● **Exercise instructions**
Images are not part of the copy; transcribe all the data exactly.

Data entries
++++++++++++++++++++

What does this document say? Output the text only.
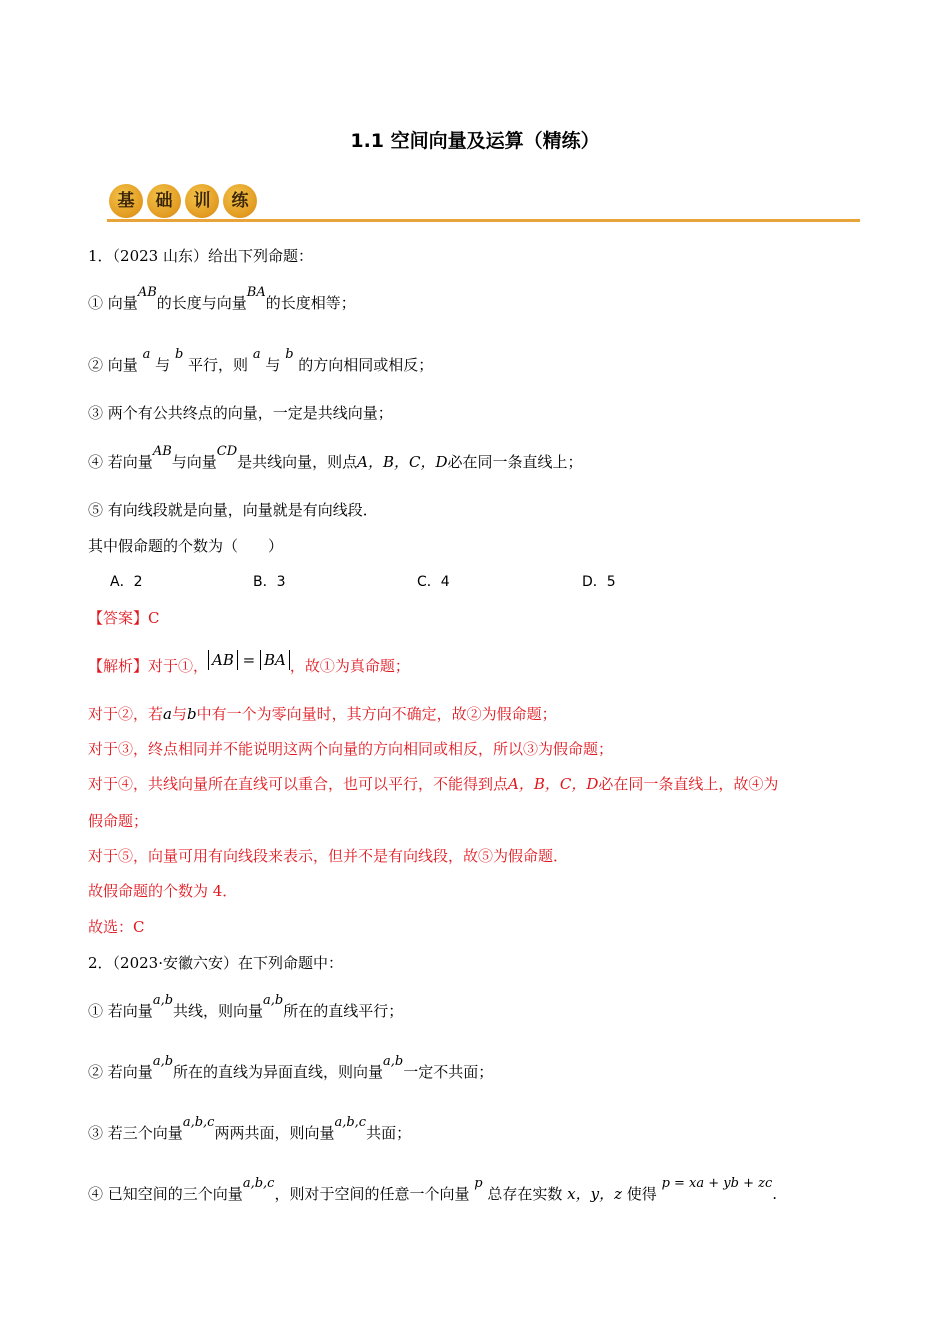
1.1 空间向量及运算（精练）
基	础	训	练
1．（2023 山东）给出下列命题：
① 向量AB的长度与向量BA的长度相等；
② 向量 a 与 b 平行，则 a 与 b 的方向相同或相反；
③ 两个有公共终点的向量，一定是共线向量；
④ 若向量AB与向量CD是共线向量，则点A，B，C，D必在同一条直线上；
⑤ 有向线段就是向量，向量就是有向线段．
其中假命题的个数为（　　）
A．2	B．3	C．4	D．5
【答案】C
【解析】对于①， AB = BA ，故①为真命题；
对于②，若a与b中有一个为零向量时，其方向不确定，故②为假命题；
对于③，终点相同并不能说明这两个向量的方向相同或相反，所以③为假命题；
对于④，共线向量所在直线可以重合，也可以平行，不能得到点A，B，C，D必在同一条直线上，故④为
假命题；
对于⑤，向量可用有向线段来表示，但并不是有向线段，故⑤为假命题．
故假命题的个数为 4．
故选：C
2．（2023·安徽六安）在下列命题中：
① 若向量a,b共线，则向量a,b所在的直线平行；
② 若向量a,b所在的直线为异面直线，则向量a,b一定不共面；
③ 若三个向量a,b,c两两共面，则向量a,b,c共面；
④ 已知空间的三个向量a,b,c，则对于空间的任意一个向量 p 总存在实数 x，y，z 使得 p = xa + yb + zc.
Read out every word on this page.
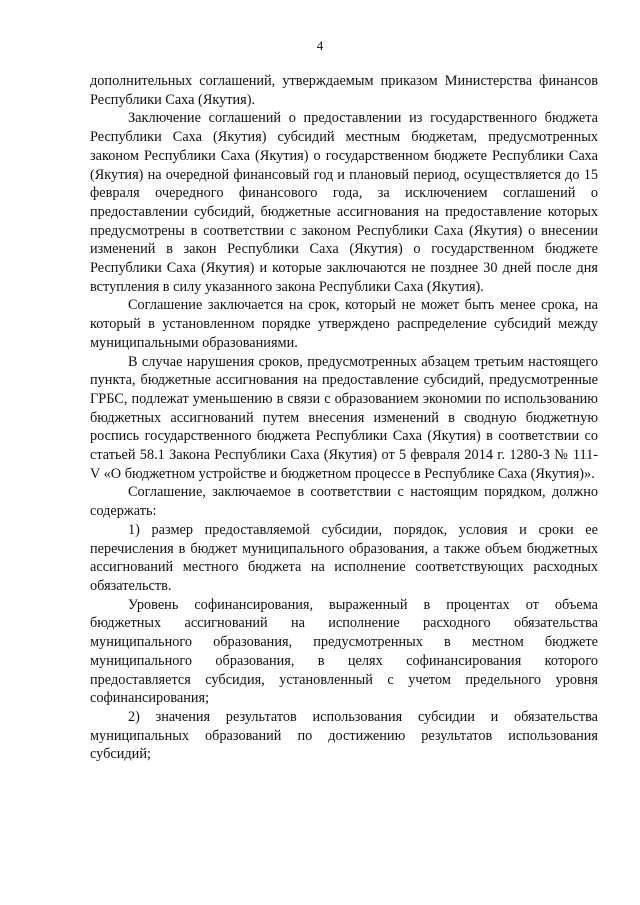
4

дополнительных соглашений, утверждаемым приказом Министерства финансов Республики Саха (Якутия).

Заключение соглашений о предоставлении из государственного бюджета Республики Саха (Якутия) субсидий местным бюджетам, предусмотренных законом Республики Саха (Якутия) о государственном бюджете Республики Саха (Якутия) на очередной финансовый год и плановый период, осуществляется до 15 февраля очередного финансового года, за исключением соглашений о предоставлении субсидий, бюджетные ассигнования на предоставление которых предусмотрены в соответствии с законом Республики Саха (Якутия) о внесении изменений в закон Республики Саха (Якутия) о государственном бюджете Республики Саха (Якутия) и которые заключаются не позднее 30 дней после дня вступления в силу указанного закона Республики Саха (Якутия).

Соглашение заключается на срок, который не может быть менее срока, на который в установленном порядке утверждено распределение субсидий между муниципальными образованиями.

В случае нарушения сроков, предусмотренных абзацем третьим настоящего пункта, бюджетные ассигнования на предоставление субсидий, предусмотренные ГРБС, подлежат уменьшению в связи с образованием экономии по использованию бюджетных ассигнований путем внесения изменений в сводную бюджетную роспись государственного бюджета Республики Саха (Якутия) в соответствии со статьей 58.1 Закона Республики Саха (Якутия) от 5 февраля 2014 г. 1280-З № 111-V «О бюджетном устройстве и бюджетном процессе в Республике Саха (Якутия)».

Соглашение, заключаемое в соответствии с настоящим порядком, должно содержать:

1) размер предоставляемой субсидии, порядок, условия и сроки ее перечисления в бюджет муниципального образования, а также объем бюджетных ассигнований местного бюджета на исполнение соответствующих расходных обязательств.

Уровень софинансирования, выраженный в процентах от объема бюджетных ассигнований на исполнение расходного обязательства муниципального образования, предусмотренных в местном бюджете муниципального образования, в целях софинансирования которого предоставляется субсидия, установленный с учетом предельного уровня софинансирования;

2) значения результатов использования субсидии и обязательства муниципальных образований по достижению результатов использования субсидий;
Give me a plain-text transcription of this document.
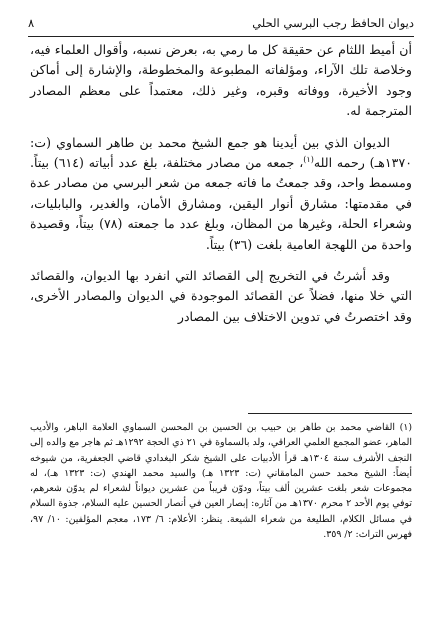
ديوان الحافظ رجب البرسي الحلي
٨

أن أميط اللثام عن حقيقة كل ما رمي به، بعرض نسبه، وأقوال العلماء فيه، وخلاصة تلك الآراء، ومؤلفاته المطبوعة والمخطوطة، والإشارة إلى أماكن وجود الأخيرة، ووفاته وقبره، وغير ذلك، معتمداً على معظم المصادر المترجمة له.

الديوان الذي بين أيدينا هو جمع الشيخ محمد بن طاهر السماوي (ت: ١٣٧٠هـ) رحمه الله$^{(١)}$، جمعه من مصادر مختلفة، بلغ عدد أبياته (٦١٤) بيتاً. ومسمط واحد، وقد جمعتُ ما فاته جمعه من شعر البرسي من مصادر عدة في مقدمتها: مشارق أنوار اليقين، ومشارق الأمان، والغدير، والبابليات، وشعراء الحلة، وغيرها من المظان، وبلغ عدد ما جمعته (٧٨) بيتاً، وقصيدة واحدة من اللهجة العامية بلغت (٣٦) بيتاً.

وقد أشرتُ في التخريج إلى القصائد التي انفرد بها الديوان، والقصائد التي خلا منها، فضلاً عن القصائد الموجودة في الديوان والمصادر الأخرى، وقد اختصرتُ في تدوين الاختلاف بين المصادر

(١) القاضي محمد بن طاهر بن حبيب بن الحسين بن المحسن السماوي العلامة الباهر، والأديب الماهر، عضو المجمع العلمي العراقي، ولد بالسماوة في ٢١ ذي الحجة ١٢٩٢هـ ثم هاجر مع والده إلى النجف الأشرف سنة ١٣٠٤هـ قرأ الأدبيات على الشيخ شكر البغدادي قاضي الجعفرية، من شيوخه أيضاً: الشيخ محمد حسن المامقاني (ت: ١٣٢٣ هـ) والسيد محمد الهندي (ت: ١٣٢٣ هـ)، له مجموعات شعر بلغت عشرين ألف بيتاً، ودوّن قريباً من عشرين ديواناً لشعراء لم يدوّن شعرهم، توفي يوم الأحد ٢ محرم ١٣٧٠هـ من آثاره: إبصار العين في أنصار الحسين عليه السلام، جذوة السلام في مسائل الكلام، الطليعة من شعراء الشيعة. ينظر: الأعلام: ٦/ ١٧٣، معجم المؤلفين: ١٠/ ٩٧، فهرس التراث: ٢/ ٣٥٩.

++++++++++++++++++++

● **Result of this exercise**
What does this document say? Output the text only.
1.1 空间向量及运算（精练）
基	础	训	练
1．（2023 山东）给出下列命题：
① 向量AB的长度与向量BA的长度相等；
② 向量 a 与 b 平行，则 a 与 b 的方向相同或相反；
③ 两个有公共终点的向量，一定是共线向量；
④ 若向量AB与向量CD是共线向量，则点A，B，C，D必在同一条直线上；
⑤ 有向线段就是向量，向量就是有向线段．
其中假命题的个数为（　　）
A．2	B．3	C．4	D．5
【答案】C
【解析】对于①， AB = BA ，故①为真命题；
对于②，若a与b中有一个为零向量时，其方向不确定，故②为假命题；
对于③，终点相同并不能说明这两个向量的方向相同或相反，所以③为假命题；
对于④，共线向量所在直线可以重合，也可以平行，不能得到点A，B，C，D必在同一条直线上，故④为
假命题；
对于⑤，向量可用有向线段来表示，但并不是有向线段，故⑤为假命题．
故假命题的个数为 4．
故选：C
2．（2023·安徽六安）在下列命题中：
① 若向量a,b共线，则向量a,b所在的直线平行；
② 若向量a,b所在的直线为异面直线，则向量a,b一定不共面；
③ 若三个向量a,b,c两两共面，则向量a,b,c共面；
④ 已知空间的三个向量a,b,c，则对于空间的任意一个向量 p 总存在实数 x，y，z 使得 p = xa + yb + zc.
Read out every word on this page.
4

дополнительных соглашений, утверждаемым приказом Министерства финансов Республики Саха (Якутия).

Заключение соглашений о предоставлении из государственного бюджета Республики Саха (Якутия) субсидий местным бюджетам, предусмотренных законом Республики Саха (Якутия) о государственном бюджете Республики Саха (Якутия) на очередной финансовый год и плановый период, осуществляется до 15 февраля очередного финансового года, за исключением соглашений о предоставлении субсидий, бюджетные ассигнования на предоставление которых предусмотрены в соответствии с законом Республики Саха (Якутия) о внесении изменений в закон Республики Саха (Якутия) о государственном бюджете Республики Саха (Якутия) и которые заключаются не позднее 30 дней после дня вступления в силу указанного закона Республики Саха (Якутия).

Соглашение заключается на срок, который не может быть менее срока, на который в установленном порядке утверждено распределение субсидий между муниципальными образованиями.

В случае нарушения сроков, предусмотренных абзацем третьим настоящего пункта, бюджетные ассигнования на предоставление субсидий, предусмотренные ГРБС, подлежат уменьшению в связи с образованием экономии по использованию бюджетных ассигнований путем внесения изменений в сводную бюджетную роспись государственного бюджета Республики Саха (Якутия) в соответствии со статьей 58.1 Закона Республики Саха (Якутия) от 5 февраля 2014 г. 1280-З № 111-V «О бюджетном устройстве и бюджетном процессе в Республике Саха (Якутия)».

Соглашение, заключаемое в соответствии с настоящим порядком, должно содержать:

1) размер предоставляемой субсидии, порядок, условия и сроки ее перечисления в бюджет муниципального образования, а также объем бюджетных ассигнований местного бюджета на исполнение соответствующих расходных обязательств.

Уровень софинансирования, выраженный в процентах от объема бюджетных ассигнований на исполнение расходного обязательства муниципального образования, предусмотренных в местном бюджете муниципального образования, в целях софинансирования которого предоставляется субсидия, установленный с учетом предельного уровня софинансирования;

2) значения результатов использования субсидии и обязательства муниципальных образований по достижению результатов использования субсидий;
Give me a plain-text transcription of this document.
ديوان الحافظ رجب البرسي الحلي
٨

أن أميط اللثام عن حقيقة كل ما رمي به، بعرض نسبه، وأقوال العلماء فيه، وخلاصة تلك الآراء، ومؤلفاته المطبوعة والمخطوطة، والإشارة إلى أماكن وجود الأخيرة، ووفاته وقبره، وغير ذلك، معتمداً على معظم المصادر المترجمة له.

الديوان الذي بين أيدينا هو جمع الشيخ محمد بن طاهر السماوي (ت: ١٣٧٠هـ) رحمه الله$^{(١)}$، جمعه من مصادر مختلفة، بلغ عدد أبياته (٦١٤) بيتاً. ومسمط واحد، وقد جمعتُ ما فاته جمعه من شعر البرسي من مصادر عدة في مقدمتها: مشارق أنوار اليقين، ومشارق الأمان، والغدير، والبابليات، وشعراء الحلة، وغيرها من المظان، وبلغ عدد ما جمعته (٧٨) بيتاً، وقصيدة واحدة من اللهجة العامية بلغت (٣٦) بيتاً.

وقد أشرتُ في التخريج إلى القصائد التي انفرد بها الديوان، والقصائد التي خلا منها، فضلاً عن القصائد الموجودة في الديوان والمصادر الأخرى، وقد اختصرتُ في تدوين الاختلاف بين المصادر

(١) القاضي محمد بن طاهر بن حبيب بن الحسين بن المحسن السماوي العلامة الباهر، والأديب الماهر، عضو المجمع العلمي العراقي، ولد بالسماوة في ٢١ ذي الحجة ١٢٩٢هـ ثم هاجر مع والده إلى النجف الأشرف سنة ١٣٠٤هـ قرأ الأدبيات على الشيخ شكر البغدادي قاضي الجعفرية، من شيوخه أيضاً: الشيخ محمد حسن المامقاني (ت: ١٣٢٣ هـ) والسيد محمد الهندي (ت: ١٣٢٣ هـ)، له مجموعات شعر بلغت عشرين ألف بيتاً، ودوّن قريباً من عشرين ديواناً لشعراء لم يدوّن شعرهم، توفي يوم الأحد ٢ محرم ١٣٧٠هـ من آثاره: إبصار العين في أنصار الحسين عليه السلام، جذوة السلام في مسائل الكلام، الطليعة من شعراء الشيعة. ينظر: الأعلام: ٦/ ١٧٣، معجم المؤلفين: ١٠/ ٩٧، فهرس التراث: ٢/ ٣٥٩.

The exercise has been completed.